→ **Required task**: Format as a numbered list the rows that begin with the one containing "svg-text:P (hPa): P (hPa): [0, 407, 14, 468]" and end with the one containing "svg-text:Height (1000 Feet): Height", omitting any blank lines.

Spatial layout entries:
···

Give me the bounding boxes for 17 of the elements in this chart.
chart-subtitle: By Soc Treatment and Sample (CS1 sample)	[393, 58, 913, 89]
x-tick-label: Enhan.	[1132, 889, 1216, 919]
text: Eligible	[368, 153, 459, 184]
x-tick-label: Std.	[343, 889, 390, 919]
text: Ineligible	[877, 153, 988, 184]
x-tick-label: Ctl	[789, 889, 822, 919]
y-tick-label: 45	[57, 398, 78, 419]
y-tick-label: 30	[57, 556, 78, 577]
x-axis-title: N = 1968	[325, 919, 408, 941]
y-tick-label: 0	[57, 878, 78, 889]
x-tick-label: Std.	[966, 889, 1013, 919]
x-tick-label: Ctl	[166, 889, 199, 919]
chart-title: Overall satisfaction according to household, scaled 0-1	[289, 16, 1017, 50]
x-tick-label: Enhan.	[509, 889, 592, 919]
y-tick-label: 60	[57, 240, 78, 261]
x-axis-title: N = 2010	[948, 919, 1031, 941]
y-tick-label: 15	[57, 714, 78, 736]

···

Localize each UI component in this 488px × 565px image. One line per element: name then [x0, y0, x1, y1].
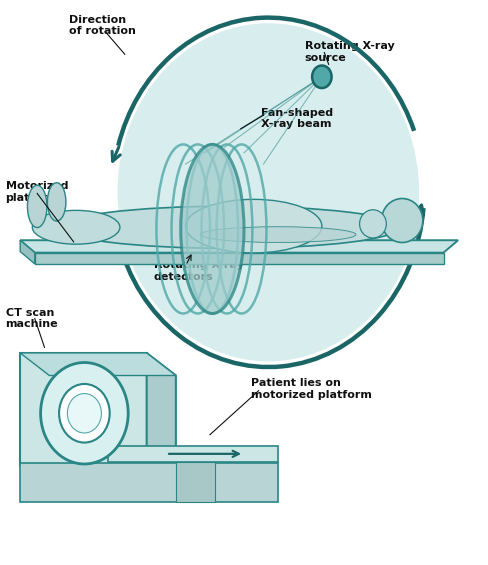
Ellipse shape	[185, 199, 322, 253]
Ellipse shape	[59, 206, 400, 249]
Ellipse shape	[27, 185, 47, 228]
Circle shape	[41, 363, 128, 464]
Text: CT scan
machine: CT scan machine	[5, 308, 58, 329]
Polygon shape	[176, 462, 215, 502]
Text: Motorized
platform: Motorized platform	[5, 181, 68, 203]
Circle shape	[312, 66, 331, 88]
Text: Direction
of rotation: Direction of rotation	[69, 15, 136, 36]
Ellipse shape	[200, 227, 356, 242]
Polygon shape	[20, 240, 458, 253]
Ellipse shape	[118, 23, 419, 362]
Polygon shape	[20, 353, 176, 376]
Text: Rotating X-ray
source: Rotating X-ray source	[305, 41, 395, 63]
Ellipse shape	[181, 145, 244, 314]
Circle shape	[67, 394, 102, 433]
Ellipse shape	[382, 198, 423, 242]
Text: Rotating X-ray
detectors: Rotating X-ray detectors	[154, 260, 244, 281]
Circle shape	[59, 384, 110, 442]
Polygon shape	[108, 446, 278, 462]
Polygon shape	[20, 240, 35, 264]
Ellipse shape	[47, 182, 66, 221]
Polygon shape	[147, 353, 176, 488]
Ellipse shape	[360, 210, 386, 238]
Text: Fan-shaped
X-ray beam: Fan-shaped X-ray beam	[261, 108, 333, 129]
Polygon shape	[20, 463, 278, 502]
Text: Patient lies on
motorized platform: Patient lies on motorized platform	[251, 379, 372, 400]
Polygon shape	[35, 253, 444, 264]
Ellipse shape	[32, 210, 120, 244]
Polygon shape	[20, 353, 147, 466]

···

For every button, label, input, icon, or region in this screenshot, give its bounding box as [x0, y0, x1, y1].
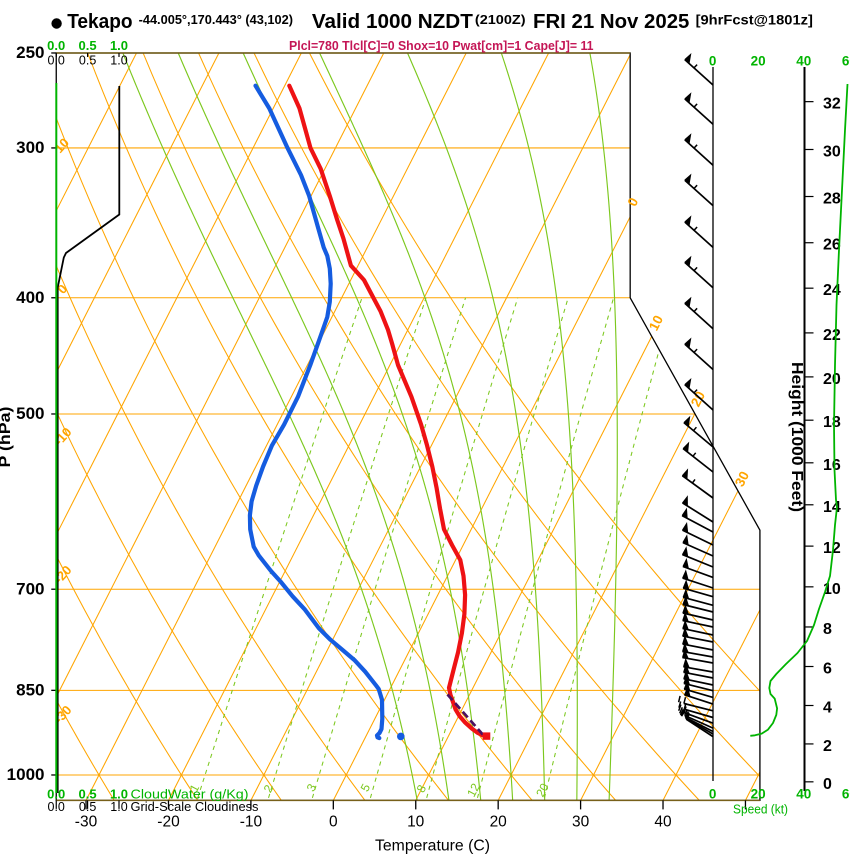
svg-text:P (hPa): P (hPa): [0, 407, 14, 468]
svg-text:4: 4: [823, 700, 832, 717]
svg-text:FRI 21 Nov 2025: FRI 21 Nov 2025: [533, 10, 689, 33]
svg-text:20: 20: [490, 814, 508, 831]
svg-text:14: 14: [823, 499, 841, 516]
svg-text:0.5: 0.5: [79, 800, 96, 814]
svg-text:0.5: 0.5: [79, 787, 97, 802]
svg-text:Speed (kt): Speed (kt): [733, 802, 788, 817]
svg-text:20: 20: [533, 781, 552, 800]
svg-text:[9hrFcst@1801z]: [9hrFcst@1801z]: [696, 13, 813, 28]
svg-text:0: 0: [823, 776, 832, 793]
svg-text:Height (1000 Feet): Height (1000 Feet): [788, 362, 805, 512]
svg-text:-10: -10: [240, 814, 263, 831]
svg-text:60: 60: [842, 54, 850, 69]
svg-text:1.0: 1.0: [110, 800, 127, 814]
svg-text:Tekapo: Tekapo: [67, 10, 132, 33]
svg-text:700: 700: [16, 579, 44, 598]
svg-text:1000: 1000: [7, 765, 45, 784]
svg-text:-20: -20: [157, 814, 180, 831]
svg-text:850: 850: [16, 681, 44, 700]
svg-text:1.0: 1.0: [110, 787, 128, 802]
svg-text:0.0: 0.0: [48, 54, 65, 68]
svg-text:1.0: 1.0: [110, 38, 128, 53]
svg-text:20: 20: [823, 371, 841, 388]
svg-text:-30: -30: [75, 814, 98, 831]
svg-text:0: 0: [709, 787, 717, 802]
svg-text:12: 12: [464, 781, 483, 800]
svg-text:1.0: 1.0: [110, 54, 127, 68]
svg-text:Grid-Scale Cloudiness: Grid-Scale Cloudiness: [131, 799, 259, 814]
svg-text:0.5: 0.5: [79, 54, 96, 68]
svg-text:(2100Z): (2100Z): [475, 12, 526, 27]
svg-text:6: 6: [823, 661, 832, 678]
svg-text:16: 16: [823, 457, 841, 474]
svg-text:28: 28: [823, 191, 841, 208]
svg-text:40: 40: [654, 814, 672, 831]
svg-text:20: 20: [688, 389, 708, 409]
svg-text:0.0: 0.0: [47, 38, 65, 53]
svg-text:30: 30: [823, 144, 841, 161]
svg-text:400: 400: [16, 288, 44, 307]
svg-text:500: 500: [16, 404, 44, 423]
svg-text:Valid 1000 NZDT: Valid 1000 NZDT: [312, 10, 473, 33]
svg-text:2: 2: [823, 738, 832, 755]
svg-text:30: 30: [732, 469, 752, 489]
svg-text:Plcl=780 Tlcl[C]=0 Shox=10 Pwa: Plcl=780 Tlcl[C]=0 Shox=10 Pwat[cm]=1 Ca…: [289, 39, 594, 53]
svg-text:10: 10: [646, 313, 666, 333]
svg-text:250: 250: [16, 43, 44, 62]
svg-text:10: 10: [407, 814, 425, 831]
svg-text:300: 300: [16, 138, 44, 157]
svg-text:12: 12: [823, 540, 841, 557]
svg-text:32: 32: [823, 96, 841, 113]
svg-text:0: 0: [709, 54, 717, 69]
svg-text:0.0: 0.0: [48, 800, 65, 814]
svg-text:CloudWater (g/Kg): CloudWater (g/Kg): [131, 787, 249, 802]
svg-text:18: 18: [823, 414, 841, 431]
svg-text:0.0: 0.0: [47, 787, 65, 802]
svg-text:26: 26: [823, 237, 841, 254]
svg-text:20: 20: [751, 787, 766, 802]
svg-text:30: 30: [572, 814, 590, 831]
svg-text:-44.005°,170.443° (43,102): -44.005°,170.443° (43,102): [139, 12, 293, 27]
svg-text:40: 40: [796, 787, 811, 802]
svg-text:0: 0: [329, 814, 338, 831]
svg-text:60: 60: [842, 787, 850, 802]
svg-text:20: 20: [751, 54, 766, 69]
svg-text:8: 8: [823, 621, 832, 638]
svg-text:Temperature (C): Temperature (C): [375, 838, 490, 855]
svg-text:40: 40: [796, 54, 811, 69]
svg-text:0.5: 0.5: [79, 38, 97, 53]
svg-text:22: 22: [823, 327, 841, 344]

···

→ **Solution to this exercise**:
1. svg-text:P (hPa): P (hPa): [0, 407, 14, 468]
2. svg-text:4: 4: [823, 700, 832, 717]
3. svg-text:FRI 21 Nov 2025: FRI 21 Nov 2025: [533, 10, 689, 33]
4. svg-text:20: 20: [490, 814, 508, 831]
5. svg-text:14: 14: [823, 499, 841, 516]
6. svg-text:0.5: 0.5: [79, 800, 96, 814]
7. svg-text:0.5: 0.5: [79, 787, 97, 802]
8. svg-text:Speed (kt): Speed (kt): [733, 802, 788, 817]
9. svg-text:20: 20: [533, 781, 552, 800]
10. svg-text:[9hrFcst@1801z]: [9hrFcst@1801z]: [696, 13, 813, 28]
11. svg-text:0: 0: [823, 776, 832, 793]
12. svg-text:Height (1000 Feet): Height (1000 Feet): [788, 362, 805, 512]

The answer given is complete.